>> start INPUT MATERIAL

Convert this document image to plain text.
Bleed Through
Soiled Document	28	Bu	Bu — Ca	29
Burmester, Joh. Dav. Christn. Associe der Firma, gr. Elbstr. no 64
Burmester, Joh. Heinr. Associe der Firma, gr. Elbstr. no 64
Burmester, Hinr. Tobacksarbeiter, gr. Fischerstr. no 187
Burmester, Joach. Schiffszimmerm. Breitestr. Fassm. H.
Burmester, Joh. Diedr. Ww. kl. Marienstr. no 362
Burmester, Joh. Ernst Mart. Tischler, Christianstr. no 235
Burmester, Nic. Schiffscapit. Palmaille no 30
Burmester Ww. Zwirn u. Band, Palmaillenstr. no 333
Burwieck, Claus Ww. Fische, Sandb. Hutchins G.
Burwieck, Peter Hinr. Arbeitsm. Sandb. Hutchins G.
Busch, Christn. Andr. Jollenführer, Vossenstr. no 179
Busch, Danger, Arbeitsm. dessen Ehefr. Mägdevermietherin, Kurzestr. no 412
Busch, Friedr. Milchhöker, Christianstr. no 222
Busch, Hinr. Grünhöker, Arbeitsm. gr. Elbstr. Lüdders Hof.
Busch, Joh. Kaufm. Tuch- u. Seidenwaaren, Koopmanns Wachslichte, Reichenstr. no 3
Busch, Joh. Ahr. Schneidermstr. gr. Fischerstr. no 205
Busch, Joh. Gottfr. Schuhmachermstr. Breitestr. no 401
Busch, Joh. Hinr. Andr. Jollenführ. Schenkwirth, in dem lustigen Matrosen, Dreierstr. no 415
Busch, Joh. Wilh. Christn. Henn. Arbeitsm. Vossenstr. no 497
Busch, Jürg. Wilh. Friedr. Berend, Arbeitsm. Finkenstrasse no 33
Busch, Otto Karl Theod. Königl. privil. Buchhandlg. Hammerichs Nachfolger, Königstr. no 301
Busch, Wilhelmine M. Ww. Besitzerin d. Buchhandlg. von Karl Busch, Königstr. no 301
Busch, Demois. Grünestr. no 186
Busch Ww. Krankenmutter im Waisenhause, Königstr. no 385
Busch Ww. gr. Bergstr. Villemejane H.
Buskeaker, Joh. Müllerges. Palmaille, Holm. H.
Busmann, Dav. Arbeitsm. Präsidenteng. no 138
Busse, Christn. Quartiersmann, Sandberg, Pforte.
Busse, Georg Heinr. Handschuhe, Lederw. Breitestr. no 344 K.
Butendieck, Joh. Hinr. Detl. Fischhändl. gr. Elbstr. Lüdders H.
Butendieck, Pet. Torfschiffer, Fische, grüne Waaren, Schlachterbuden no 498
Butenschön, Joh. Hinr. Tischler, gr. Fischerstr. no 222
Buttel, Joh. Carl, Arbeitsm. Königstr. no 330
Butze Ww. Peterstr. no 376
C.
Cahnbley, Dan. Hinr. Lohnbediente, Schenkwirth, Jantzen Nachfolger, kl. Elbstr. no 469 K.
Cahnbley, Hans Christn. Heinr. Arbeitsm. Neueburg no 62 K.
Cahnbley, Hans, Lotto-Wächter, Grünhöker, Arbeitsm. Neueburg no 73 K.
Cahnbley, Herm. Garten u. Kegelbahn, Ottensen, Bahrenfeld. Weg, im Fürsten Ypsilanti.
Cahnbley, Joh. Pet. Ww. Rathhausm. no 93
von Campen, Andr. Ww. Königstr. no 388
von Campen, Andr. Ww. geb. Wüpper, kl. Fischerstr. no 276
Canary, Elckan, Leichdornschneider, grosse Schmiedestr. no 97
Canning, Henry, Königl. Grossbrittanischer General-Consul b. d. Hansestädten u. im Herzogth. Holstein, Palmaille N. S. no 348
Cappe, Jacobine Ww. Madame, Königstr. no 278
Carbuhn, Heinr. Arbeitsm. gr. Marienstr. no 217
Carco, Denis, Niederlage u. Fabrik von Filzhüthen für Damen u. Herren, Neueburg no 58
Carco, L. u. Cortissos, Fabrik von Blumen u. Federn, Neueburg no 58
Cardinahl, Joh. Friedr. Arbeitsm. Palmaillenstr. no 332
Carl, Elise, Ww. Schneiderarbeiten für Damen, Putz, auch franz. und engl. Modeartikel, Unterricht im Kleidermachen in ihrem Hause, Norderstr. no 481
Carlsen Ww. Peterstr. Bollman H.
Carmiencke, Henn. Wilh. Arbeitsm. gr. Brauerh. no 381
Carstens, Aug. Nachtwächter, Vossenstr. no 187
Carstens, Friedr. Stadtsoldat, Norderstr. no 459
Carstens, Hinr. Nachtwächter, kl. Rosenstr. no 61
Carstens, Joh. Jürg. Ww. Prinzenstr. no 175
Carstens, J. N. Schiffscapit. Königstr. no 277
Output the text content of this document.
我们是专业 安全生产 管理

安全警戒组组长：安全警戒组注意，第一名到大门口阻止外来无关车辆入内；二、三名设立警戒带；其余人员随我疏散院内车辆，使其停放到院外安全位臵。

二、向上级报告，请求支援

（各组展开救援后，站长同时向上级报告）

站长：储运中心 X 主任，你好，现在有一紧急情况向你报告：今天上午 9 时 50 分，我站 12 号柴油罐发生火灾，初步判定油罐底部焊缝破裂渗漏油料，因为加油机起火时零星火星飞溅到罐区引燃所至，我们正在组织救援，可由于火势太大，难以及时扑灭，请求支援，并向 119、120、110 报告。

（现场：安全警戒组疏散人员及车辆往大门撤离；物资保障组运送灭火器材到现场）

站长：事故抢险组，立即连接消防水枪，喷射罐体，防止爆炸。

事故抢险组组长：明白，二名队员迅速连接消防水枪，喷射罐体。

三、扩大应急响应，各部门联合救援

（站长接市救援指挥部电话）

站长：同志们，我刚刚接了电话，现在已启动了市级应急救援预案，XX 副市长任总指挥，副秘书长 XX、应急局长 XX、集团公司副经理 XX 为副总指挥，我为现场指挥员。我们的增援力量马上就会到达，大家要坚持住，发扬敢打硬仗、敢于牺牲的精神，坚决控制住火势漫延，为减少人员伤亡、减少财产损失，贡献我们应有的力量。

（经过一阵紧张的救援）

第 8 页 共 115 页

>> end INPUT MATERIAL

== PROBLEM REQUIREMENTS ==
Extract lines where the string "Marienstr" occurs.

== PROBLEM SOLUTION ==
Burmester, Joh. Diedr. Ww. kl. Marienstr. no 362
Carbuhn, Heinr. Arbeitsm. gr. Marienstr. no 217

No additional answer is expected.